## Source records
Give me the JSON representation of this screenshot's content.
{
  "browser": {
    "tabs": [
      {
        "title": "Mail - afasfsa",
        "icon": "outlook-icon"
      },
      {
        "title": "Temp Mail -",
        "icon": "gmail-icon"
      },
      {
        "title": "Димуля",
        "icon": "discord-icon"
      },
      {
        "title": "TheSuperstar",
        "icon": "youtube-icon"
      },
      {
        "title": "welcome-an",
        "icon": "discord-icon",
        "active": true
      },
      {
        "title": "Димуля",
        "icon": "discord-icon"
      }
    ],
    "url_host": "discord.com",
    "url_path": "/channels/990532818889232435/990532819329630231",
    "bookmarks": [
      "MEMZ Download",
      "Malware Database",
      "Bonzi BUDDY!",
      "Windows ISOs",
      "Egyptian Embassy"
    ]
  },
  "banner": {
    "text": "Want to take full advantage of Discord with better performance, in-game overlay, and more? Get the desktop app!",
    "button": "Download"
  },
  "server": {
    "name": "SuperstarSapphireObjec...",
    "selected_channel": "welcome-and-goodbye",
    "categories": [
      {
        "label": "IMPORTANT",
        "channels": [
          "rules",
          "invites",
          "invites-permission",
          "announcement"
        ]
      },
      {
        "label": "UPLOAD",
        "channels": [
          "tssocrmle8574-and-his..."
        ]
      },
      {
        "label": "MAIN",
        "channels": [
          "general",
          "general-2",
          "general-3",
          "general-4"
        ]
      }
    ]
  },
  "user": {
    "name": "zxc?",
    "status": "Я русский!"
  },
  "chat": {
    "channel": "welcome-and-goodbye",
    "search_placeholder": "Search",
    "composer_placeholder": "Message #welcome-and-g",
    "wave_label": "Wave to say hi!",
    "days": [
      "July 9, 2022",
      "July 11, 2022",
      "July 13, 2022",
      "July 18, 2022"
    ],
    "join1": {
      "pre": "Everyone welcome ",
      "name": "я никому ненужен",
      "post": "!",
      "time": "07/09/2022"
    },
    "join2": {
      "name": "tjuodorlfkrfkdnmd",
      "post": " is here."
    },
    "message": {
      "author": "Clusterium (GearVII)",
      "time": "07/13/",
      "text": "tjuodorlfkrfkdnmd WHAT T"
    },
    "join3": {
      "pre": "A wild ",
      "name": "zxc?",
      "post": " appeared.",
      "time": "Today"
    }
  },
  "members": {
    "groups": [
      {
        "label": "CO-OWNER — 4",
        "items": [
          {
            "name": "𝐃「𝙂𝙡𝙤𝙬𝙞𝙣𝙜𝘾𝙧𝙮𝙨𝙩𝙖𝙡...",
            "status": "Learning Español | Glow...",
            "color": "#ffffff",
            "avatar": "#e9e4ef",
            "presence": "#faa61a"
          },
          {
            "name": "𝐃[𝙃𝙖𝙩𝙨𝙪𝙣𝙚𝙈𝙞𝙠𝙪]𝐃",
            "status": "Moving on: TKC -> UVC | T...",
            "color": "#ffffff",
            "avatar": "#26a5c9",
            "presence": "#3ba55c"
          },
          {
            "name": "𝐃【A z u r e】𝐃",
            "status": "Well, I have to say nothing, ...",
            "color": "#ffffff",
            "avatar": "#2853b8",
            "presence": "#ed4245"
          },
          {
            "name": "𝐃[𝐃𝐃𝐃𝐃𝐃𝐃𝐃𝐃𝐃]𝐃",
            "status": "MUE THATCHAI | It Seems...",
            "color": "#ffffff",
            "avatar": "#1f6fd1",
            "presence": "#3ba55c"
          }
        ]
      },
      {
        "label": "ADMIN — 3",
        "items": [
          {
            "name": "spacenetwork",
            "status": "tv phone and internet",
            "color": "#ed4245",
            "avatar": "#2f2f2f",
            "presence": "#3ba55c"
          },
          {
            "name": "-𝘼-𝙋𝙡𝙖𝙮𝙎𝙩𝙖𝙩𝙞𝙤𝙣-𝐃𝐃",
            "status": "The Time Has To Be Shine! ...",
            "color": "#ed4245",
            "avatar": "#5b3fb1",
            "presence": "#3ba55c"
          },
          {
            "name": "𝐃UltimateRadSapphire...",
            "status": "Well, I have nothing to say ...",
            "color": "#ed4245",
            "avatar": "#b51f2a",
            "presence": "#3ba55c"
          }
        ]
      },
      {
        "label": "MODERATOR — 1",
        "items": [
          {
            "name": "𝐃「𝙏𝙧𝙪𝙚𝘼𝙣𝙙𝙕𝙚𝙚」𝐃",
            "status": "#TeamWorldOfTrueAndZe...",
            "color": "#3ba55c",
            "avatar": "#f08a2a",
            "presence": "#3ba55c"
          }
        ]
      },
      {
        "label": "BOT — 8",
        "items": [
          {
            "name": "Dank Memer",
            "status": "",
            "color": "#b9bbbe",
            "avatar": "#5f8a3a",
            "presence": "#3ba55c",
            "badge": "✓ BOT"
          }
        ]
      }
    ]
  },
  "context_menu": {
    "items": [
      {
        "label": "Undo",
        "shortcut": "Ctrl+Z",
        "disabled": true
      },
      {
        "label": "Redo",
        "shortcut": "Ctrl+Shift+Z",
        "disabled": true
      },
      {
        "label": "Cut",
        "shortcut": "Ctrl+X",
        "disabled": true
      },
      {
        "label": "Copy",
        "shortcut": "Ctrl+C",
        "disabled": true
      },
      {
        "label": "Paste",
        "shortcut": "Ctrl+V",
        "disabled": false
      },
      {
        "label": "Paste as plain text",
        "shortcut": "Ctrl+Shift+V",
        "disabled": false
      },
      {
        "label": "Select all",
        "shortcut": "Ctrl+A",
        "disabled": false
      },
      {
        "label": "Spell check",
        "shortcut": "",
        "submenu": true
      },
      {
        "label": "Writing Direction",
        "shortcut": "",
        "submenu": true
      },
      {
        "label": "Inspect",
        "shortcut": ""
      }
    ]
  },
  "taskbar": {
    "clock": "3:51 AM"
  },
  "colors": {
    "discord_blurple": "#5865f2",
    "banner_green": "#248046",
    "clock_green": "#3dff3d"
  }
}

## Aim
Repeat each of the entries above precisely as given.

## Response
Give me the JSON representation of this screenshot's content.
{
  "browser": {
    "tabs": [
      {
        "title": "Mail - afasfsa",
        "icon": "outlook-icon"
      },
      {
        "title": "Temp Mail -",
        "icon": "gmail-icon"
      },
      {
        "title": "Димуля",
        "icon": "discord-icon"
      },
      {
        "title": "TheSuperstar",
        "icon": "youtube-icon"
      },
      {
        "title": "welcome-an",
        "icon": "discord-icon",
        "active": true
      },
      {
        "title": "Димуля",
        "icon": "discord-icon"
      }
    ],
    "url_host": "discord.com",
    "url_path": "/channels/990532818889232435/990532819329630231",
    "bookmarks": [
      "MEMZ Download",
      "Malware Database",
      "Bonzi BUDDY!",
      "Windows ISOs",
      "Egyptian Embassy"
    ]
  },
  "banner": {
    "text": "Want to take full advantage of Discord with better performance, in-game overlay, and more? Get the desktop app!",
    "button": "Download"
  },
  "server": {
    "name": "SuperstarSapphireObjec...",
    "selected_channel": "welcome-and-goodbye",
    "categories": [
      {
        "label": "IMPORTANT",
        "channels": [
          "rules",
          "invites",
          "invites-permission",
          "announcement"
        ]
      },
      {
        "label": "UPLOAD",
        "channels": [
          "tssocrmle8574-and-his..."
        ]
      },
      {
        "label": "MAIN",
        "channels": [
          "general",
          "general-2",
          "general-3",
          "general-4"
        ]
      }
    ]
  },
  "user": {
    "name": "zxc?",
    "status": "Я русский!"
  },
  "chat": {
    "channel": "welcome-and-goodbye",
    "search_placeholder": "Search",
    "composer_placeholder": "Message #welcome-and-g",
    "wave_label": "Wave to say hi!",
    "days": [
      "July 9, 2022",
      "July 11, 2022",
      "July 13, 2022",
      "July 18, 2022"
    ],
    "join1": {
      "pre": "Everyone welcome ",
      "name": "я никому ненужен",
      "post": "!",
      "time": "07/09/2022"
    },
    "join2": {
      "name": "tjuodorlfkrfkdnmd",
      "post": " is here."
    },
    "message": {
      "author": "Clusterium (GearVII)",
      "time": "07/13/",
      "text": "tjuodorlfkrfkdnmd WHAT T"
    },
    "join3": {
      "pre": "A wild ",
      "name": "zxc?",
      "post": " appeared.",
      "time": "Today"
    }
  },
  "members": {
    "groups": [
      {
        "label": "CO-OWNER — 4",
        "items": [
          {
            "name": "𝐃「𝙂𝙡𝙤𝙬𝙞𝙣𝙜𝘾𝙧𝙮𝙨𝙩𝙖𝙡...",
            "status": "Learning Español | Glow...",
            "color": "#ffffff",
            "avatar": "#e9e4ef",
            "presence": "#faa61a"
          },
          {
            "name": "𝐃[𝙃𝙖𝙩𝙨𝙪𝙣𝙚𝙈𝙞𝙠𝙪]𝐃",
            "status": "Moving on: TKC -> UVC | T...",
            "color": "#ffffff",
            "avatar": "#26a5c9",
            "presence": "#3ba55c"
          },
          {
            "name": "𝐃【A z u r e】𝐃",
            "status": "Well, I have to say nothing, ...",
            "color": "#ffffff",
            "avatar": "#2853b8",
            "presence": "#ed4245"
          },
          {
            "name": "𝐃[𝐃𝐃𝐃𝐃𝐃𝐃𝐃𝐃𝐃]𝐃",
            "status": "MUE THATCHAI | It Seems...",
            "color": "#ffffff",
            "avatar": "#1f6fd1",
            "presence": "#3ba55c"
          }
        ]
      },
      {
        "label": "ADMIN — 3",
        "items": [
          {
            "name": "spacenetwork",
            "status": "tv phone and internet",
            "color": "#ed4245",
            "avatar": "#2f2f2f",
            "presence": "#3ba55c"
          },
          {
            "name": "-𝘼-𝙋𝙡𝙖𝙮𝙎𝙩𝙖𝙩𝙞𝙤𝙣-𝐃𝐃",
            "status": "The Time Has To Be Shine! ...",
            "color": "#ed4245",
            "avatar": "#5b3fb1",
            "presence": "#3ba55c"
          },
          {
            "name": "𝐃UltimateRadSapphire...",
            "status": "Well, I have nothing to say ...",
            "color": "#ed4245",
            "avatar": "#b51f2a",
            "presence": "#3ba55c"
          }
        ]
      },
      {
        "label": "MODERATOR — 1",
        "items": [
          {
            "name": "𝐃「𝙏𝙧𝙪𝙚𝘼𝙣𝙙𝙕𝙚𝙚」𝐃",
            "status": "#TeamWorldOfTrueAndZe...",
            "color": "#3ba55c",
            "avatar": "#f08a2a",
            "presence": "#3ba55c"
          }
        ]
      },
      {
        "label": "BOT — 8",
        "items": [
          {
            "name": "Dank Memer",
            "status": "",
            "color": "#b9bbbe",
            "avatar": "#5f8a3a",
            "presence": "#3ba55c",
            "badge": "✓ BOT"
          }
        ]
      }
    ]
  },
  "context_menu": {
    "items": [
      {
        "label": "Undo",
        "shortcut": "Ctrl+Z",
        "disabled": true
      },
      {
        "label": "Redo",
        "shortcut": "Ctrl+Shift+Z",
        "disabled": true
      },
      {
        "label": "Cut",
        "shortcut": "Ctrl+X",
        "disabled": true
      },
      {
        "label": "Copy",
        "shortcut": "Ctrl+C",
        "disabled": true
      },
      {
        "label": "Paste",
        "shortcut": "Ctrl+V",
        "disabled": false
      },
      {
        "label": "Paste as plain text",
        "shortcut": "Ctrl+Shift+V",
        "disabled": false
      },
      {
        "label": "Select all",
        "shortcut": "Ctrl+A",
        "disabled": false
      },
      {
        "label": "Spell check",
        "shortcut": "",
        "submenu": true
      },
      {
        "label": "Writing Direction",
        "shortcut": "",
        "submenu": true
      },
      {
        "label": "Inspect",
        "shortcut": ""
      }
    ]
  },
  "taskbar": {
    "clock": "3:51 AM"
  },
  "colors": {
    "discord_blurple": "#5865f2",
    "banner_green": "#248046",
    "clock_green": "#3dff3d"
  }
}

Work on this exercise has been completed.